# Exercise aim
Reproduce every entry in the listing without alteration.

# Extracted material
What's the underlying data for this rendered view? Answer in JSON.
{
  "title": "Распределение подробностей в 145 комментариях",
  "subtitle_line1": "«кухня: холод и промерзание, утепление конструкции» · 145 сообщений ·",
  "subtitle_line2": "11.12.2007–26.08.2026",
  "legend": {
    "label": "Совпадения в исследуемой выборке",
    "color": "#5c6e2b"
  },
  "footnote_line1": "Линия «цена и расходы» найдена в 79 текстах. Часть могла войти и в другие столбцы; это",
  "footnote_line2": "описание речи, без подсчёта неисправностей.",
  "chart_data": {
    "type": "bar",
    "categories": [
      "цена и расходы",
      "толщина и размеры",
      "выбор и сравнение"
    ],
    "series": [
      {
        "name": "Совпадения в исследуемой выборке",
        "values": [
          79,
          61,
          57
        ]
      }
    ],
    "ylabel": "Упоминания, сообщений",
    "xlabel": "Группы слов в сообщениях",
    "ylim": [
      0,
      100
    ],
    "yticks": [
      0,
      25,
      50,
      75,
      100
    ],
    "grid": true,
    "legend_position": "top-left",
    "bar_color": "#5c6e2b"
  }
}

# Response to the task
What's the underlying data for this rendered view? Answer in JSON.
{
  "title": "Распределение подробностей в 145 комментариях",
  "subtitle_line1": "«кухня: холод и промерзание, утепление конструкции» · 145 сообщений ·",
  "subtitle_line2": "11.12.2007–26.08.2026",
  "legend": {
    "label": "Совпадения в исследуемой выборке",
    "color": "#5c6e2b"
  },
  "footnote_line1": "Линия «цена и расходы» найдена в 79 текстах. Часть могла войти и в другие столбцы; это",
  "footnote_line2": "описание речи, без подсчёта неисправностей.",
  "chart_data": {
    "type": "bar",
    "categories": [
      "цена и расходы",
      "толщина и размеры",
      "выбор и сравнение"
    ],
    "series": [
      {
        "name": "Совпадения в исследуемой выборке",
        "values": [
          79,
          61,
          57
        ]
      }
    ],
    "ylabel": "Упоминания, сообщений",
    "xlabel": "Группы слов в сообщениях",
    "ylim": [
      0,
      100
    ],
    "yticks": [
      0,
      25,
      50,
      75,
      100
    ],
    "grid": true,
    "legend_position": "top-left",
    "bar_color": "#5c6e2b"
  }
}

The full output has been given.